__What to work on__.
Reproduce the listing below in its entirety. Change nothing.

__Supplied data__.
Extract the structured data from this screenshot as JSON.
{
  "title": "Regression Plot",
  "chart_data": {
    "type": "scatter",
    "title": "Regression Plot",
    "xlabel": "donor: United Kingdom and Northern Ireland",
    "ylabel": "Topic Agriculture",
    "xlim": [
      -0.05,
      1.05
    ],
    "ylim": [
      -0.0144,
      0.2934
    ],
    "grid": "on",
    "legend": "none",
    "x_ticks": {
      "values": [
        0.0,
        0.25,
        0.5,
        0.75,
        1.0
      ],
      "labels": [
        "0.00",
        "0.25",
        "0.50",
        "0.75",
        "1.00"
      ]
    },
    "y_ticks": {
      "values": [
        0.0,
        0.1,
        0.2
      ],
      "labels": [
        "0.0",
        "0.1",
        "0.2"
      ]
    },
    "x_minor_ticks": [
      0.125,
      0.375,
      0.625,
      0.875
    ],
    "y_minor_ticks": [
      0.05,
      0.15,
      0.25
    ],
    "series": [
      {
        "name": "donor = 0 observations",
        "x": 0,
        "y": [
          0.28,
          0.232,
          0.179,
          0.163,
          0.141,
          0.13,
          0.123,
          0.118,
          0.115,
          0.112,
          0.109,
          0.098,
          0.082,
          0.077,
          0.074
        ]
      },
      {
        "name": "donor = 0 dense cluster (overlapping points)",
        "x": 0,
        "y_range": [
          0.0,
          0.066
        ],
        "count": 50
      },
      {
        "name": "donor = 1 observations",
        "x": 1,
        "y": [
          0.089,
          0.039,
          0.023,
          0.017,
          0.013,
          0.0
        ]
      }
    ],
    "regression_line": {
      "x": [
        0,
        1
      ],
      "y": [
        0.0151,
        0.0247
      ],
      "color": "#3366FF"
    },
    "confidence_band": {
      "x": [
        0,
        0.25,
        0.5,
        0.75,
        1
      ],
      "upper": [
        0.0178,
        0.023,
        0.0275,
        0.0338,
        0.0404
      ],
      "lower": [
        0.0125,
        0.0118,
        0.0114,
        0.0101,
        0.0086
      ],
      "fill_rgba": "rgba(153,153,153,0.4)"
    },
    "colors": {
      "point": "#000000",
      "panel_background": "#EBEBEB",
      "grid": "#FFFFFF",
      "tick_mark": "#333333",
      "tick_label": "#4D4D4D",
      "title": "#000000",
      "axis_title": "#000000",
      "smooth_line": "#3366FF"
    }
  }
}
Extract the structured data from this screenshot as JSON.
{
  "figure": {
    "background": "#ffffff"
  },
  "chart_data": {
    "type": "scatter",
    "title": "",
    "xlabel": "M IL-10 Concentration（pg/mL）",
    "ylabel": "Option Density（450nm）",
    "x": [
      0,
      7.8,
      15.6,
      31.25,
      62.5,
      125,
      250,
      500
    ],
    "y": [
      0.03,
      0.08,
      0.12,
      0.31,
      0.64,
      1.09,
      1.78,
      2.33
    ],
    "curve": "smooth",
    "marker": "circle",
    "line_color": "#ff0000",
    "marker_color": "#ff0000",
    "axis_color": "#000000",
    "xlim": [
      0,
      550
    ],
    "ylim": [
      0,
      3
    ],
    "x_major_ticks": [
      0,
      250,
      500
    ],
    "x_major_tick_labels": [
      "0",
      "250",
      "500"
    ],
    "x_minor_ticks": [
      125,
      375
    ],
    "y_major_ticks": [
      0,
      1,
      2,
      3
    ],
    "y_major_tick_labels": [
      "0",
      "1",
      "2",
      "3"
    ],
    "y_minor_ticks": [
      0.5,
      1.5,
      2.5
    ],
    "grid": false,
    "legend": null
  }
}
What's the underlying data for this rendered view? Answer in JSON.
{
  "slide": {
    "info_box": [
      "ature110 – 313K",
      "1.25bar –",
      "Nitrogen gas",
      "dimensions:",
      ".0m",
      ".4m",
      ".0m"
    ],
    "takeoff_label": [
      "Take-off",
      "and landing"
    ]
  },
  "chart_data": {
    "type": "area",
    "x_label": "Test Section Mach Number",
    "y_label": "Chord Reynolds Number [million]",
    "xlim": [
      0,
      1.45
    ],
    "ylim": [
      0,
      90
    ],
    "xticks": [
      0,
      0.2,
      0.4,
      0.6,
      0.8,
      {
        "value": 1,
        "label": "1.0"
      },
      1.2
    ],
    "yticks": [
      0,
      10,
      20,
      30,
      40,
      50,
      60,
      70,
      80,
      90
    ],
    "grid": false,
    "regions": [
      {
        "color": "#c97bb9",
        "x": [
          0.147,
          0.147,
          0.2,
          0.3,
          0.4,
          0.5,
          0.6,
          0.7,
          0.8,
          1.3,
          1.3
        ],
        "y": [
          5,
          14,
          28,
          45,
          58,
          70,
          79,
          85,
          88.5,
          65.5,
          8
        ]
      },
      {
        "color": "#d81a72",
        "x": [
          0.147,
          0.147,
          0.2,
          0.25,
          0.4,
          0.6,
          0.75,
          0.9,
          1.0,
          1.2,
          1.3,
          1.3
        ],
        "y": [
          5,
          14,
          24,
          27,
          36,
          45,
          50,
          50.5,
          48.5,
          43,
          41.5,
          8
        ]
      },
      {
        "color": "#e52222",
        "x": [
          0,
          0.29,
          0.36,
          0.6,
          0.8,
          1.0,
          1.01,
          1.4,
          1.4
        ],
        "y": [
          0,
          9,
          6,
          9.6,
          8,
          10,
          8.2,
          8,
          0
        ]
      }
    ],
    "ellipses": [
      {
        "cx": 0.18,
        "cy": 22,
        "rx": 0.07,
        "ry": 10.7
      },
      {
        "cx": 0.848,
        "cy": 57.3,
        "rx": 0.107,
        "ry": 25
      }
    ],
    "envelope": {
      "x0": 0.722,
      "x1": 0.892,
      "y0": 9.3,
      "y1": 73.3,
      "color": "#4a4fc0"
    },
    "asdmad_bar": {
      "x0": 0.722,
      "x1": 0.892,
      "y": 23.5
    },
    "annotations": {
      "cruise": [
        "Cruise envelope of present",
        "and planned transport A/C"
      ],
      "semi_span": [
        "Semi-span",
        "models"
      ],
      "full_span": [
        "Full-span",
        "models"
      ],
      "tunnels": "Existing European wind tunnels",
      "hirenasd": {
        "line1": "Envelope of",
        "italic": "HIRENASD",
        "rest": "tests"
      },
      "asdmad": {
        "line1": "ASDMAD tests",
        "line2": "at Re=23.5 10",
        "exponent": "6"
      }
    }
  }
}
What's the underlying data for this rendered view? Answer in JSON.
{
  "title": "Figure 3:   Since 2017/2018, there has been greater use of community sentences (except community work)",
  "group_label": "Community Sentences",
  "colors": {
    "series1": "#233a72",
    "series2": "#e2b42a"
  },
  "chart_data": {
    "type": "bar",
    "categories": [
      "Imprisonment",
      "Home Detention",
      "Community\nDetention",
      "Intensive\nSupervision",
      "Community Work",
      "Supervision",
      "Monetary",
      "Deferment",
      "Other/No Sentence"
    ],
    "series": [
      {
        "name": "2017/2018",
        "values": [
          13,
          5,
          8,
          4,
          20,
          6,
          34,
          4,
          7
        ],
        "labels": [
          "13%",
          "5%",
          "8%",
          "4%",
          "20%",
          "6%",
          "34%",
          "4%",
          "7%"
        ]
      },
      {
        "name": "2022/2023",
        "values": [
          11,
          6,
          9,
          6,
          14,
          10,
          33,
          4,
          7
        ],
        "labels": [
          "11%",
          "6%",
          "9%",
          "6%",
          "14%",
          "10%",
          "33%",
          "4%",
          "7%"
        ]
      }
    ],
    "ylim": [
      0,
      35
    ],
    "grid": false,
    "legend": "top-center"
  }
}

__Final result__.
Extract the structured data from this screenshot as JSON.
{
  "title": "Regression Plot",
  "chart_data": {
    "type": "scatter",
    "title": "Regression Plot",
    "xlabel": "donor: United Kingdom and Northern Ireland",
    "ylabel": "Topic Agriculture",
    "xlim": [
      -0.05,
      1.05
    ],
    "ylim": [
      -0.0144,
      0.2934
    ],
    "grid": "on",
    "legend": "none",
    "x_ticks": {
      "values": [
        0.0,
        0.25,
        0.5,
        0.75,
        1.0
      ],
      "labels": [
        "0.00",
        "0.25",
        "0.50",
        "0.75",
        "1.00"
      ]
    },
    "y_ticks": {
      "values": [
        0.0,
        0.1,
        0.2
      ],
      "labels": [
        "0.0",
        "0.1",
        "0.2"
      ]
    },
    "x_minor_ticks": [
      0.125,
      0.375,
      0.625,
      0.875
    ],
    "y_minor_ticks": [
      0.05,
      0.15,
      0.25
    ],
    "series": [
      {
        "name": "donor = 0 observations",
        "x": 0,
        "y": [
          0.28,
          0.232,
          0.179,
          0.163,
          0.141,
          0.13,
          0.123,
          0.118,
          0.115,
          0.112,
          0.109,
          0.098,
          0.082,
          0.077,
          0.074
        ]
      },
      {
        "name": "donor = 0 dense cluster (overlapping points)",
        "x": 0,
        "y_range": [
          0.0,
          0.066
        ],
        "count": 50
      },
      {
        "name": "donor = 1 observations",
        "x": 1,
        "y": [
          0.089,
          0.039,
          0.023,
          0.017,
          0.013,
          0.0
        ]
      }
    ],
    "regression_line": {
      "x": [
        0,
        1
      ],
      "y": [
        0.0151,
        0.0247
      ],
      "color": "#3366FF"
    },
    "confidence_band": {
      "x": [
        0,
        0.25,
        0.5,
        0.75,
        1
      ],
      "upper": [
        0.0178,
        0.023,
        0.0275,
        0.0338,
        0.0404
      ],
      "lower": [
        0.0125,
        0.0118,
        0.0114,
        0.0101,
        0.0086
      ],
      "fill_rgba": "rgba(153,153,153,0.4)"
    },
    "colors": {
      "point": "#000000",
      "panel_background": "#EBEBEB",
      "grid": "#FFFFFF",
      "tick_mark": "#333333",
      "tick_label": "#4D4D4D",
      "title": "#000000",
      "axis_title": "#000000",
      "smooth_line": "#3366FF"
    }
  }
}
Extract the structured data from this screenshot as JSON.
{
  "figure": {
    "background": "#ffffff"
  },
  "chart_data": {
    "type": "scatter",
    "title": "",
    "xlabel": "M IL-10 Concentration（pg/mL）",
    "ylabel": "Option Density（450nm）",
    "x": [
      0,
      7.8,
      15.6,
      31.25,
      62.5,
      125,
      250,
      500
    ],
    "y": [
      0.03,
      0.08,
      0.12,
      0.31,
      0.64,
      1.09,
      1.78,
      2.33
    ],
    "curve": "smooth",
    "marker": "circle",
    "line_color": "#ff0000",
    "marker_color": "#ff0000",
    "axis_color": "#000000",
    "xlim": [
      0,
      550
    ],
    "ylim": [
      0,
      3
    ],
    "x_major_ticks": [
      0,
      250,
      500
    ],
    "x_major_tick_labels": [
      "0",
      "250",
      "500"
    ],
    "x_minor_ticks": [
      125,
      375
    ],
    "y_major_ticks": [
      0,
      1,
      2,
      3
    ],
    "y_major_tick_labels": [
      "0",
      "1",
      "2",
      "3"
    ],
    "y_minor_ticks": [
      0.5,
      1.5,
      2.5
    ],
    "grid": false,
    "legend": null
  }
}
What's the underlying data for this rendered view? Answer in JSON.
{
  "slide": {
    "info_box": [
      "ature110 – 313K",
      "1.25bar –",
      "Nitrogen gas",
      "dimensions:",
      ".0m",
      ".4m",
      ".0m"
    ],
    "takeoff_label": [
      "Take-off",
      "and landing"
    ]
  },
  "chart_data": {
    "type": "area",
    "x_label": "Test Section Mach Number",
    "y_label": "Chord Reynolds Number [million]",
    "xlim": [
      0,
      1.45
    ],
    "ylim": [
      0,
      90
    ],
    "xticks": [
      0,
      0.2,
      0.4,
      0.6,
      0.8,
      {
        "value": 1,
        "label": "1.0"
      },
      1.2
    ],
    "yticks": [
      0,
      10,
      20,
      30,
      40,
      50,
      60,
      70,
      80,
      90
    ],
    "grid": false,
    "regions": [
      {
        "color": "#c97bb9",
        "x": [
          0.147,
          0.147,
          0.2,
          0.3,
          0.4,
          0.5,
          0.6,
          0.7,
          0.8,
          1.3,
          1.3
        ],
        "y": [
          5,
          14,
          28,
          45,
          58,
          70,
          79,
          85,
          88.5,
          65.5,
          8
        ]
      },
      {
        "color": "#d81a72",
        "x": [
          0.147,
          0.147,
          0.2,
          0.25,
          0.4,
          0.6,
          0.75,
          0.9,
          1.0,
          1.2,
          1.3,
          1.3
        ],
        "y": [
          5,
          14,
          24,
          27,
          36,
          45,
          50,
          50.5,
          48.5,
          43,
          41.5,
          8
        ]
      },
      {
        "color": "#e52222",
        "x": [
          0,
          0.29,
          0.36,
          0.6,
          0.8,
          1.0,
          1.01,
          1.4,
          1.4
        ],
        "y": [
          0,
          9,
          6,
          9.6,
          8,
          10,
          8.2,
          8,
          0
        ]
      }
    ],
    "ellipses": [
      {
        "cx": 0.18,
        "cy": 22,
        "rx": 0.07,
        "ry": 10.7
      },
      {
        "cx": 0.848,
        "cy": 57.3,
        "rx": 0.107,
        "ry": 25
      }
    ],
    "envelope": {
      "x0": 0.722,
      "x1": 0.892,
      "y0": 9.3,
      "y1": 73.3,
      "color": "#4a4fc0"
    },
    "asdmad_bar": {
      "x0": 0.722,
      "x1": 0.892,
      "y": 23.5
    },
    "annotations": {
      "cruise": [
        "Cruise envelope of present",
        "and planned transport A/C"
      ],
      "semi_span": [
        "Semi-span",
        "models"
      ],
      "full_span": [
        "Full-span",
        "models"
      ],
      "tunnels": "Existing European wind tunnels",
      "hirenasd": {
        "line1": "Envelope of",
        "italic": "HIRENASD",
        "rest": "tests"
      },
      "asdmad": {
        "line1": "ASDMAD tests",
        "line2": "at Re=23.5 10",
        "exponent": "6"
      }
    }
  }
}
What's the underlying data for this rendered view? Answer in JSON.
{
  "title": "Figure 3:   Since 2017/2018, there has been greater use of community sentences (except community work)",
  "group_label": "Community Sentences",
  "colors": {
    "series1": "#233a72",
    "series2": "#e2b42a"
  },
  "chart_data": {
    "type": "bar",
    "categories": [
      "Imprisonment",
      "Home Detention",
      "Community\nDetention",
      "Intensive\nSupervision",
      "Community Work",
      "Supervision",
      "Monetary",
      "Deferment",
      "Other/No Sentence"
    ],
    "series": [
      {
        "name": "2017/2018",
        "values": [
          13,
          5,
          8,
          4,
          20,
          6,
          34,
          4,
          7
        ],
        "labels": [
          "13%",
          "5%",
          "8%",
          "4%",
          "20%",
          "6%",
          "34%",
          "4%",
          "7%"
        ]
      },
      {
        "name": "2022/2023",
        "values": [
          11,
          6,
          9,
          6,
          14,
          10,
          33,
          4,
          7
        ],
        "labels": [
          "11%",
          "6%",
          "9%",
          "6%",
          "14%",
          "10%",
          "33%",
          "4%",
          "7%"
        ]
      }
    ],
    "ylim": [
      0,
      35
    ],
    "grid": false,
    "legend": "top-center"
  }
}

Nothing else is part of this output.